### What needs to be done
Format the lines of the entries from the line containing "Text: 2.4: 2.4 (127, 184, 145, 194)" to the line containing "Identify 12 of", both included, as a JSON list of strings with one string per line and blank lines left out.

### Dataset
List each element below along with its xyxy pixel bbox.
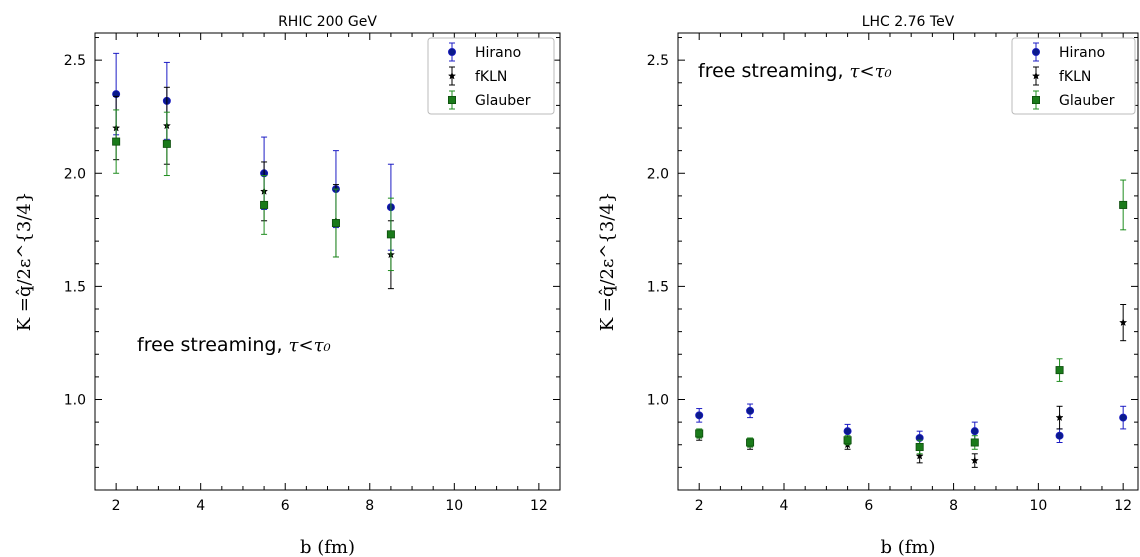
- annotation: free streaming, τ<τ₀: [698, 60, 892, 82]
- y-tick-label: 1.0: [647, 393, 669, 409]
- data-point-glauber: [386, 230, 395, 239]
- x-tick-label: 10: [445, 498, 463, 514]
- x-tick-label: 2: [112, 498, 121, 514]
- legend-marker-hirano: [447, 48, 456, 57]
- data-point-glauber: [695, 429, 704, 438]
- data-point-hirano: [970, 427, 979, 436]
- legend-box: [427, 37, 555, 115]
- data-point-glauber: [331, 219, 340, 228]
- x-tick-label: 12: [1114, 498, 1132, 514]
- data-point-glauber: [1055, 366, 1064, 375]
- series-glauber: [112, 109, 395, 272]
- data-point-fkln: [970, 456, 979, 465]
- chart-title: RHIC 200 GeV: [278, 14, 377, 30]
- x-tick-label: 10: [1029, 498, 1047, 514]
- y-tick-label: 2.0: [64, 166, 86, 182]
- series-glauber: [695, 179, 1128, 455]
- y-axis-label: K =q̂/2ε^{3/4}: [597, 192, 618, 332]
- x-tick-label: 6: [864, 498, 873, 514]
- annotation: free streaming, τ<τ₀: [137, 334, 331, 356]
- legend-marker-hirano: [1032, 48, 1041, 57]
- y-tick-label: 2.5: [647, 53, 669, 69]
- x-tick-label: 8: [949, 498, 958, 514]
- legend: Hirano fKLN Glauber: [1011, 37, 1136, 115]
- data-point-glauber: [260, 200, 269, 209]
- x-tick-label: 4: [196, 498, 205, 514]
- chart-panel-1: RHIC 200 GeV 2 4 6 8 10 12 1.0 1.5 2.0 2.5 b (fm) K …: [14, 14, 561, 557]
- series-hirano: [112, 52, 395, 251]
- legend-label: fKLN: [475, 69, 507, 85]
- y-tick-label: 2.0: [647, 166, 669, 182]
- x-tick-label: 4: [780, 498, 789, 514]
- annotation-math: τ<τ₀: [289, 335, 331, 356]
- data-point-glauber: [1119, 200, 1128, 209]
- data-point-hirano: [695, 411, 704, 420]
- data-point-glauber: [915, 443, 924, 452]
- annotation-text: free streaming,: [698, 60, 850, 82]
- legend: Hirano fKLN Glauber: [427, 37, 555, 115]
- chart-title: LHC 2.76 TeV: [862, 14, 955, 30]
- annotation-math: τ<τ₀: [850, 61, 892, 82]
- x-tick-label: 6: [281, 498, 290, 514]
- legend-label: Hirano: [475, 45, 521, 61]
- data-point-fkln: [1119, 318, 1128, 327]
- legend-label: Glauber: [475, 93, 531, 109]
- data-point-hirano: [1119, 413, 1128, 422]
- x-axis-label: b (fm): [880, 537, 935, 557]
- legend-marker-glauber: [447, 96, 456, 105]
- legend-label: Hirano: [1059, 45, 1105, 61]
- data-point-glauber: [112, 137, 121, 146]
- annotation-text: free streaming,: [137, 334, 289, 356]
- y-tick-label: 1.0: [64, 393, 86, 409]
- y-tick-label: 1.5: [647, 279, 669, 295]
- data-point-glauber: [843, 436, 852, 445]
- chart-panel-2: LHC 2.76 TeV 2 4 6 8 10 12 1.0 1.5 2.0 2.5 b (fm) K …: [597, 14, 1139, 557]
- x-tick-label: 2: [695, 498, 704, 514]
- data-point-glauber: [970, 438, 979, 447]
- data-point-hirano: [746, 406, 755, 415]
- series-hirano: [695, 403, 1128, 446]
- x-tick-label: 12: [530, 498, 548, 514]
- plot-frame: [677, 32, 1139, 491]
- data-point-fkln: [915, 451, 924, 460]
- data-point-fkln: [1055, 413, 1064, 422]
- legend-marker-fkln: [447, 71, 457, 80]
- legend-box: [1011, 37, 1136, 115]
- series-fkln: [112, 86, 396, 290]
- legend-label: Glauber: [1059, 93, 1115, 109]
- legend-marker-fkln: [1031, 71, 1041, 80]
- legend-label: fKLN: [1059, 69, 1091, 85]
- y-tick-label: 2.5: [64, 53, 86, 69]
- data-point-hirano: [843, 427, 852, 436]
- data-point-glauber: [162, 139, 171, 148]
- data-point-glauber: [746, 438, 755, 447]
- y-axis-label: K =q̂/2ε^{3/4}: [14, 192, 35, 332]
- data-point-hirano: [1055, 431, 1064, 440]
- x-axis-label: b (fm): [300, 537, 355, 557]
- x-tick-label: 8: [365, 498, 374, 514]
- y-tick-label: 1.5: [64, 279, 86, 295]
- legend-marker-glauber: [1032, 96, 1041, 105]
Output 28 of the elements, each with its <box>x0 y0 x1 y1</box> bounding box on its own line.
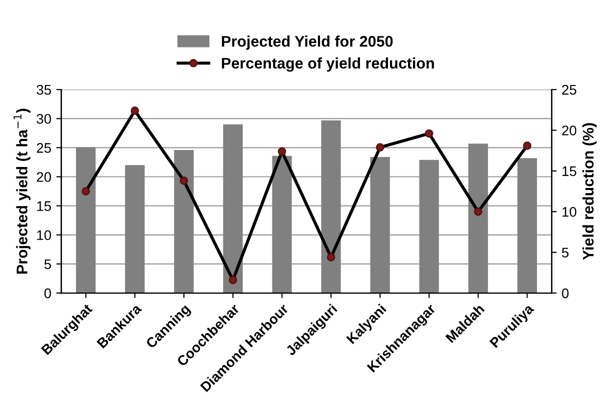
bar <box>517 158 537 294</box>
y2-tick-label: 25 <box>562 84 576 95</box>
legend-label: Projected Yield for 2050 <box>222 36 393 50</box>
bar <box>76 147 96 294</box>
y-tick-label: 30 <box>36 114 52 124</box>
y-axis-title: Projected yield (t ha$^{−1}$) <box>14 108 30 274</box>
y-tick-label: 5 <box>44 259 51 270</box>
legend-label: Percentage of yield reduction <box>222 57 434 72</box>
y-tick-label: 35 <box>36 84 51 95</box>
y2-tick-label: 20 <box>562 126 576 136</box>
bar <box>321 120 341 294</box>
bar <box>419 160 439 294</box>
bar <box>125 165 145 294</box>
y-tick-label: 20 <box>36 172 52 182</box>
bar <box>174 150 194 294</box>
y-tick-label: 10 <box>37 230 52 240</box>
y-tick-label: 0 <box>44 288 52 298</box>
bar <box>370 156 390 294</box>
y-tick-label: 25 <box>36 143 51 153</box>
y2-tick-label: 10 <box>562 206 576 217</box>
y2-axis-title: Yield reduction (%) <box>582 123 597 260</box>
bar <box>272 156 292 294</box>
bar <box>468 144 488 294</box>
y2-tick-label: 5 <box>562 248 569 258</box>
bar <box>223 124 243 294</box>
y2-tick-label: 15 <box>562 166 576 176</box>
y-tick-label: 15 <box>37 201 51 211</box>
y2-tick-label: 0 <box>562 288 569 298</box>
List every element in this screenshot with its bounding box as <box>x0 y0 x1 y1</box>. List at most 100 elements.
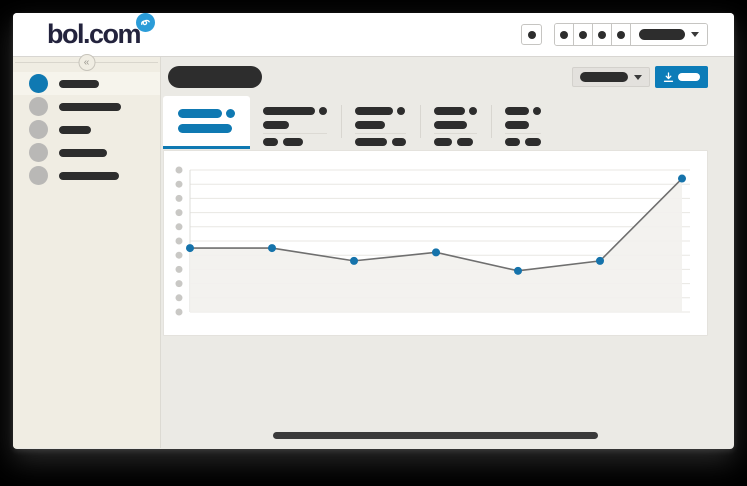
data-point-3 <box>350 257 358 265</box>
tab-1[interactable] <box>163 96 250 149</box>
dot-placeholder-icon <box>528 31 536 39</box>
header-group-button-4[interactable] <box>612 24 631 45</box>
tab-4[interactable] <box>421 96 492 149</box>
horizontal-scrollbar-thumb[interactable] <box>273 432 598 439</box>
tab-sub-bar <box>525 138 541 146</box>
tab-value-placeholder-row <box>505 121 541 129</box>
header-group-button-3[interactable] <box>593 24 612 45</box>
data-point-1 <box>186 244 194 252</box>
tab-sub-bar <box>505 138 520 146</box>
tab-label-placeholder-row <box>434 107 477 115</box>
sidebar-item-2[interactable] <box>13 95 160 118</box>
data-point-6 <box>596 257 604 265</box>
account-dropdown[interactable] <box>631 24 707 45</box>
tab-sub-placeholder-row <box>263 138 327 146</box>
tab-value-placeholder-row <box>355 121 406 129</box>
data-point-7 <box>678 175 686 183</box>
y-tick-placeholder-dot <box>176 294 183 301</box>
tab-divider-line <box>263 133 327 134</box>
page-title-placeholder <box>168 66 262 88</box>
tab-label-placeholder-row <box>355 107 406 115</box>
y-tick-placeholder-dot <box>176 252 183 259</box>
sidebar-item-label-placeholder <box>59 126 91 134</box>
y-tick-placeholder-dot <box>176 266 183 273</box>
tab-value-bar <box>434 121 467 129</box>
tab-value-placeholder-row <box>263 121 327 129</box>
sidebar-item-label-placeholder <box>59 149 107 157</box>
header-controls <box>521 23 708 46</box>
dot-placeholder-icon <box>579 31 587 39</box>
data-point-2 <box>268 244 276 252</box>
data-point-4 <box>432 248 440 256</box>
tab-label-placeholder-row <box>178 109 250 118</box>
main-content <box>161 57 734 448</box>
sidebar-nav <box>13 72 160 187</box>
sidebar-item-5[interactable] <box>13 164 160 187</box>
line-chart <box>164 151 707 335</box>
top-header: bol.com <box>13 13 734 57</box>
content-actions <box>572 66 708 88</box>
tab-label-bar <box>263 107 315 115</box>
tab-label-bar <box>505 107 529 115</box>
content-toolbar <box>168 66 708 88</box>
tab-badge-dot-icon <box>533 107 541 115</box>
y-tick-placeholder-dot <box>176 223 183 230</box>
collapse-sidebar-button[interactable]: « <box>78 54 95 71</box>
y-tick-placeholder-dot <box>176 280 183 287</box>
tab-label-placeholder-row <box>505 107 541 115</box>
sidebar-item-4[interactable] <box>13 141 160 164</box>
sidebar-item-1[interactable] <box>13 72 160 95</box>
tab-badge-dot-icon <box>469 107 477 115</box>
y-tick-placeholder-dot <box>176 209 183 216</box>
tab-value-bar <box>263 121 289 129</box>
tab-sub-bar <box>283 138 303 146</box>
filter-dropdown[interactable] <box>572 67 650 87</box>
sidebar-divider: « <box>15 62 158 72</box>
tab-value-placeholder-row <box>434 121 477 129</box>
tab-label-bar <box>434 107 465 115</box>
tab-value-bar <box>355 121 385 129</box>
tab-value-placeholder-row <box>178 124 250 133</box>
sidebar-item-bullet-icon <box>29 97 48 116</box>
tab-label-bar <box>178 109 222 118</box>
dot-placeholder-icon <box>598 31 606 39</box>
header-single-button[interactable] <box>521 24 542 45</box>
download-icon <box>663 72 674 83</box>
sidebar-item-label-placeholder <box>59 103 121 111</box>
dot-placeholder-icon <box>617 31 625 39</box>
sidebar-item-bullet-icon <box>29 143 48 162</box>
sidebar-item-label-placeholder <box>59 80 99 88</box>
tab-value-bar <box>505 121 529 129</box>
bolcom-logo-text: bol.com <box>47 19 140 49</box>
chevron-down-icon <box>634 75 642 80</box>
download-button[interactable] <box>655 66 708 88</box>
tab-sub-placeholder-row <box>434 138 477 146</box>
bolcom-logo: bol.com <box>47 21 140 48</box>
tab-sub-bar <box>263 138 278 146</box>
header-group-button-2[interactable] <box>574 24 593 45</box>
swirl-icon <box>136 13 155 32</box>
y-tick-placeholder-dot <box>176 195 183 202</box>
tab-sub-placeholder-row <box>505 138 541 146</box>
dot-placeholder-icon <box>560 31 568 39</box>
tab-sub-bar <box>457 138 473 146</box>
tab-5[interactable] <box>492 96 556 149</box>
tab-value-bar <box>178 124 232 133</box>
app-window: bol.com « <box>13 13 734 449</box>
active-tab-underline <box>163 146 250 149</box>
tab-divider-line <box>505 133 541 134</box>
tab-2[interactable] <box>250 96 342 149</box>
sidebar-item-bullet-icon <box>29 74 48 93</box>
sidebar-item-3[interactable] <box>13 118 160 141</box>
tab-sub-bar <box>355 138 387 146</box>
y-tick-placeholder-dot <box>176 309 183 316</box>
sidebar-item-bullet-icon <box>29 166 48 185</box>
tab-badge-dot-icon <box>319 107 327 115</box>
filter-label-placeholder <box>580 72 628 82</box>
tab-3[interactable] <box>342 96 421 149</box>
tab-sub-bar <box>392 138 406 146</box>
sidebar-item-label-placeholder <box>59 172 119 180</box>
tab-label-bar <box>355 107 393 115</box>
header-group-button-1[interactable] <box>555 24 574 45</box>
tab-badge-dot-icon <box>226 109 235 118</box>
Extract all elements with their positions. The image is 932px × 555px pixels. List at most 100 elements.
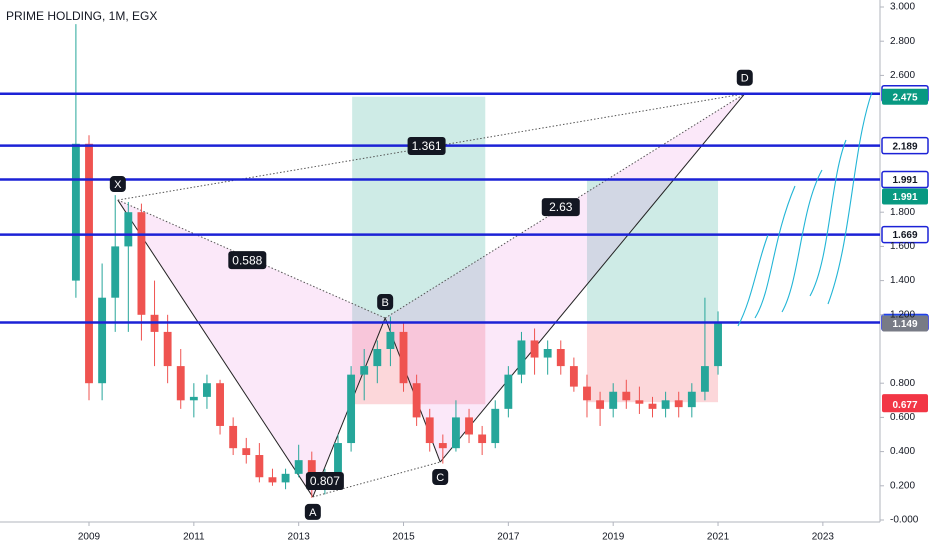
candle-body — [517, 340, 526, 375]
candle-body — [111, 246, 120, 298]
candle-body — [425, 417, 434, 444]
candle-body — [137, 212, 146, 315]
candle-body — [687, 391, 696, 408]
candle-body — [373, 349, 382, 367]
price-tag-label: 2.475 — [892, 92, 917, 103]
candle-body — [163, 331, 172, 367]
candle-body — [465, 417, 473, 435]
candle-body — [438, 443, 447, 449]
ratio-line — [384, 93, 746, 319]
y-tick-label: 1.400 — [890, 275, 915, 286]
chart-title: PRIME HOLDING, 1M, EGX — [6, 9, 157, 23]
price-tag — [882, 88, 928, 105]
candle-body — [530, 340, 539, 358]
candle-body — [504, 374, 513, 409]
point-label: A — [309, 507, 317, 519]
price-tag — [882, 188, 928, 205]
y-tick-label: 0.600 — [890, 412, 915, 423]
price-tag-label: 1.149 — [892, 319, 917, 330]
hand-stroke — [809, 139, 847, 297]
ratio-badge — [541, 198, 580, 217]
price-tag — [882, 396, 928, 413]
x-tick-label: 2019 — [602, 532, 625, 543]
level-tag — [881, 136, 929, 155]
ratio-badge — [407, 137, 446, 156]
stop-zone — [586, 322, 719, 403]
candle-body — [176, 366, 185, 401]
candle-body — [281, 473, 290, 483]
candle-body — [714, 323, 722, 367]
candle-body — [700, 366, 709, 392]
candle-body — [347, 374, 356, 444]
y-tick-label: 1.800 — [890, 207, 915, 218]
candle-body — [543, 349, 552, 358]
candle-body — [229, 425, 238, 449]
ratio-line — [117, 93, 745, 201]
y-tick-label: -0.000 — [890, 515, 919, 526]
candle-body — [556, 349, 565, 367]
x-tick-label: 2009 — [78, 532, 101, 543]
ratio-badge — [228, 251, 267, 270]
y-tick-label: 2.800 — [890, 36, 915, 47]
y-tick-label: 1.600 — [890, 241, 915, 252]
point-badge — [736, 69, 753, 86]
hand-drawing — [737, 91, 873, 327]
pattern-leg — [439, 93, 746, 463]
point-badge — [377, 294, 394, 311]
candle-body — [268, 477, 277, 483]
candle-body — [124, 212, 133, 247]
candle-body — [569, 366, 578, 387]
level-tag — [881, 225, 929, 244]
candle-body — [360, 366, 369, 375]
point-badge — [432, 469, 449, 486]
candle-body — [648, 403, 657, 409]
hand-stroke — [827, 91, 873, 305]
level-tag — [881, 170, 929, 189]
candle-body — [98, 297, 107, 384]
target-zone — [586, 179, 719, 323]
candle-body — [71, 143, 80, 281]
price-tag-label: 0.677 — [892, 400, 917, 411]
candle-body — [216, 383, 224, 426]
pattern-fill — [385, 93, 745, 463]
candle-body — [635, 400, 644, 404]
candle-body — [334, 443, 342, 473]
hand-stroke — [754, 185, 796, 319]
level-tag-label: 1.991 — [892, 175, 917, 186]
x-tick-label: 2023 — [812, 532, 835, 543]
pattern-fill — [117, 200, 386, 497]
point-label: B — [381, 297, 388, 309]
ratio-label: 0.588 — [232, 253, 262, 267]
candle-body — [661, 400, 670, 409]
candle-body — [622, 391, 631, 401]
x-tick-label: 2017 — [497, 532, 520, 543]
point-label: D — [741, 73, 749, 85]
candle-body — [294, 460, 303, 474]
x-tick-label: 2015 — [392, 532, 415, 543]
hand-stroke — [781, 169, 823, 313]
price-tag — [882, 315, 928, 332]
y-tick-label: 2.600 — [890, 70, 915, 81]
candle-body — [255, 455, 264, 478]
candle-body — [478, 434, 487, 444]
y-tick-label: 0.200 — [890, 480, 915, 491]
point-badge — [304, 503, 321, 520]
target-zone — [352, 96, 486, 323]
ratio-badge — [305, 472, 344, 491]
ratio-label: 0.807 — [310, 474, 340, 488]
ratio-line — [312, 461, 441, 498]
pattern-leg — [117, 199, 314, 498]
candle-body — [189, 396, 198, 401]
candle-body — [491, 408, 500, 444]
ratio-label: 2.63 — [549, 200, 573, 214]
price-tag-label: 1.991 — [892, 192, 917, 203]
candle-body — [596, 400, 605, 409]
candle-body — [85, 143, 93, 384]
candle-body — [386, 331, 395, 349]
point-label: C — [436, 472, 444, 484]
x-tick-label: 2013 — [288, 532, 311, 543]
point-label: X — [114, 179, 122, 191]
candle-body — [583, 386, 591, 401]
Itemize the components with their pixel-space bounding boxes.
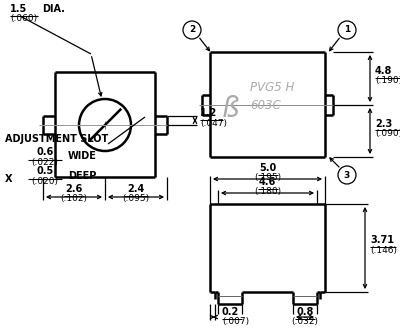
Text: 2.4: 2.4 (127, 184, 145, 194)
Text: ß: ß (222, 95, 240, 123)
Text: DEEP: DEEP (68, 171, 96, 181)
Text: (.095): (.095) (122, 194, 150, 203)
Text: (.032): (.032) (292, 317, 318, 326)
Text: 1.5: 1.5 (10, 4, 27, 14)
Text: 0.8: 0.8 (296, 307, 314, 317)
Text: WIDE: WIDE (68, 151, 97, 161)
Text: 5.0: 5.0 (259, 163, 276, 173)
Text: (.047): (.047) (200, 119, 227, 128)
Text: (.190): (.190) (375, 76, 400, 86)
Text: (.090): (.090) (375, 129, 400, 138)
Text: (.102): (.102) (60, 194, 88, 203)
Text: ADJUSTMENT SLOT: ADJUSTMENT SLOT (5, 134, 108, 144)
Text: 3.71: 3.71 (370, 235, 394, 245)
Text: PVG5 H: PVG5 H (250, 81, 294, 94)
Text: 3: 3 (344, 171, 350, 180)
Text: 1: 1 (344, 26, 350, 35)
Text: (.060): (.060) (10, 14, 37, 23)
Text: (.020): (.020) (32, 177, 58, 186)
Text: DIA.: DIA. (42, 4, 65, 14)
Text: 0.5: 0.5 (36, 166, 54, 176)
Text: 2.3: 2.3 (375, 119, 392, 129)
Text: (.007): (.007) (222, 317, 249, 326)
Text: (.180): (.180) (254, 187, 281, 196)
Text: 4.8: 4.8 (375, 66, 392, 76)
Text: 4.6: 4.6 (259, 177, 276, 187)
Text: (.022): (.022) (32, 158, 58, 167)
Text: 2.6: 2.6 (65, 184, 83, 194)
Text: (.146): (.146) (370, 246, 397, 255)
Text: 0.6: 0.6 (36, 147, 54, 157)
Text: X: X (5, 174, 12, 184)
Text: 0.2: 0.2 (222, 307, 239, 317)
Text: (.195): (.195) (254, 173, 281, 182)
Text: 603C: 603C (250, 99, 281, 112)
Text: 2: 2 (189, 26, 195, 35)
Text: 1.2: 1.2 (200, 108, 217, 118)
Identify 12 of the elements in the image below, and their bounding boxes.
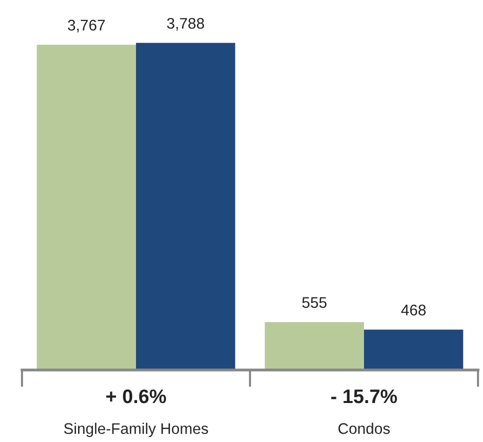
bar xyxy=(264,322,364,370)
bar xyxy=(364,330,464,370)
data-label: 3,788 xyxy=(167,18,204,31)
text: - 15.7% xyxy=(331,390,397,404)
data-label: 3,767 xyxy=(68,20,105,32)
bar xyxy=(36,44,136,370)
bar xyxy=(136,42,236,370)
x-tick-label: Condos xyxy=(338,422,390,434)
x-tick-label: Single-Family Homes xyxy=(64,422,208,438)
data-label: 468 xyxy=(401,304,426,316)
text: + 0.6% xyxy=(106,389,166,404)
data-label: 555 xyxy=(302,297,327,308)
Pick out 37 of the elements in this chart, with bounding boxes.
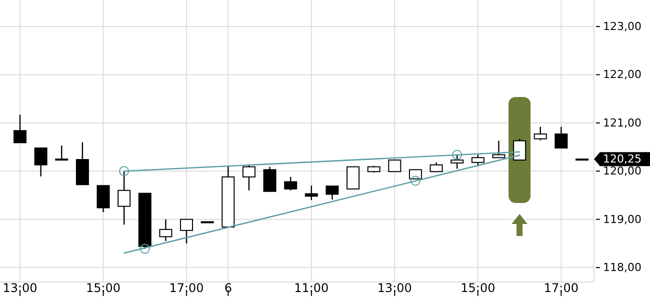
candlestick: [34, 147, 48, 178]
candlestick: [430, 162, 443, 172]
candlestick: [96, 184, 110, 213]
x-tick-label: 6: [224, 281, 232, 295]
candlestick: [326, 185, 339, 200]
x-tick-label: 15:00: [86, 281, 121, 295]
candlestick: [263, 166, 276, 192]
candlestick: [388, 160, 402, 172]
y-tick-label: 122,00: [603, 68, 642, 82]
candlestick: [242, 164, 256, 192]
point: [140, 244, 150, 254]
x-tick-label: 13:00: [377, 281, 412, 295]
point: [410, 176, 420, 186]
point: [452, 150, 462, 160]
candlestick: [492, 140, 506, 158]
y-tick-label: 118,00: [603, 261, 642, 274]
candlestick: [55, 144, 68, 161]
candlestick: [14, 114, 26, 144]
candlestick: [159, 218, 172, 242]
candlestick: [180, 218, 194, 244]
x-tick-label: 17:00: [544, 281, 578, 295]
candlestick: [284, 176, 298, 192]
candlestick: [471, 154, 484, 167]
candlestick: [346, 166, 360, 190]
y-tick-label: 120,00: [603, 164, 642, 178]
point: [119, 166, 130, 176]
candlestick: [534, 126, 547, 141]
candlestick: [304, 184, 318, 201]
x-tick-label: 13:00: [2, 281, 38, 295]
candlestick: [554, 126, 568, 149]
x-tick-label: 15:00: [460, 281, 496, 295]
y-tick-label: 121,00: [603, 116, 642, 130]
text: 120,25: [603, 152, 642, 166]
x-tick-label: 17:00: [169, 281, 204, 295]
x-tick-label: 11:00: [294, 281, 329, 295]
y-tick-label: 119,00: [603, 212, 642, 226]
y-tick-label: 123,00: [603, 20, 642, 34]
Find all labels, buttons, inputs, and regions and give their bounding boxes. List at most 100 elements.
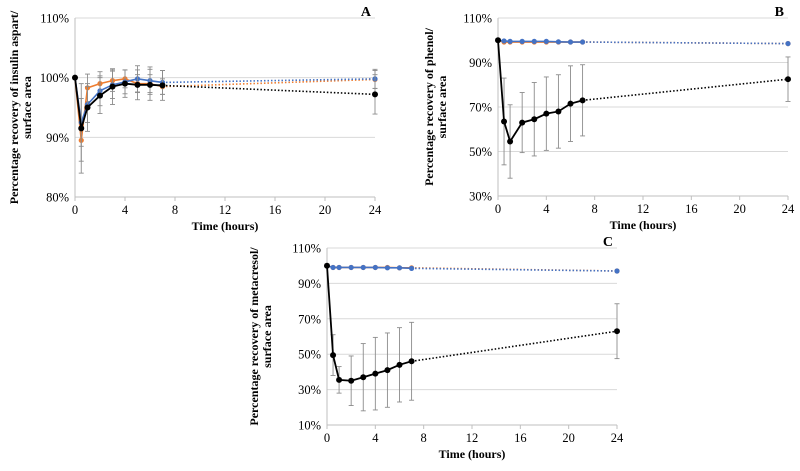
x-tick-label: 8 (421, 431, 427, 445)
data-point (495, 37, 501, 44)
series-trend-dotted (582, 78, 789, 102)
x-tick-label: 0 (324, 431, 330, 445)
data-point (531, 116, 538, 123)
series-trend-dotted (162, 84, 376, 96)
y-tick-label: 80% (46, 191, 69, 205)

### The result
[
  "Text: 2.4: 2.4 (127, 184, 145, 194)",
  "Text: ß: ß (222, 95, 240, 123)",
  "Text: DEEP: DEEP (68, 171, 96, 181)",
  "Text: (.095): (.095) (122, 194, 150, 203)",
  "Text: (.032): (.032) (292, 317, 318, 326)",
  "Text: 1.5: 1.5 (10, 4, 27, 14)",
  "Text: 0.8: 0.8 (296, 307, 314, 317)",
  "Text: WIDE: WIDE (68, 151, 97, 161)",
  "Text: 5.0: 5.0 (259, 163, 276, 173)",
  "Text: (.047): (.047) (200, 119, 227, 128)",
  "Text: (.190): (.190) (375, 76, 400, 86)",
  "Text: (.090): (.090) (375, 129, 400, 138)",
  "Text: (.102): (.102) (60, 194, 88, 203)",
  "Text: ADJUSTMENT SLOT: ADJUSTMENT SLOT (5, 134, 108, 144)",
  "Text: 3.71: 3.71 (370, 235, 394, 245)",
  "Text: PVG5 H: PVG5 H (250, 81, 294, 94)",
  "Text: 3: 3 (344, 171, 350, 180)",
  "Text: 1: 1 (344, 26, 350, 35)",
  "Text: (.060): (.060) (10, 14, 37, 23)",
  "Text: (.020): (.020) (32, 177, 58, 186)",
  "Text: DIA.: DIA. (42, 4, 65, 14)",
  "Text: 0.5: 0.5 (36, 166, 54, 176)",
  "Text: 2.3: 2.3 (375, 119, 392, 129)",
  "Text: (.007): (.007) (222, 317, 249, 326)",
  "Text: (.180): (.180) (254, 187, 281, 196)",
  "Text: 4.8: 4.8 (375, 66, 392, 76)",
  "Text: 4.6: 4.6 (259, 177, 276, 187)",
  "Text: (.022): (.022) (32, 158, 58, 167)",
  "Text: 2.6: 2.6 (65, 184, 83, 194)",
  "Text: (.146): (.146) (370, 246, 397, 255)",
  "Text: 0.6: 0.6 (36, 147, 54, 157)",
  "Text: X: X (5, 174, 12, 184)",
  "Text: 0.2: 0.2 (222, 307, 239, 317)",
  "Text: (.195): (.195) (254, 173, 281, 182)",
  "Text: 603C: 603C (250, 99, 281, 112)",
  "Text: 2: 2 (189, 26, 195, 35)",
  "Text: 1.2: 1.2 (200, 108, 217, 118)",
  "Identify 12 of the elements in the image below, and their bounding boxes."
]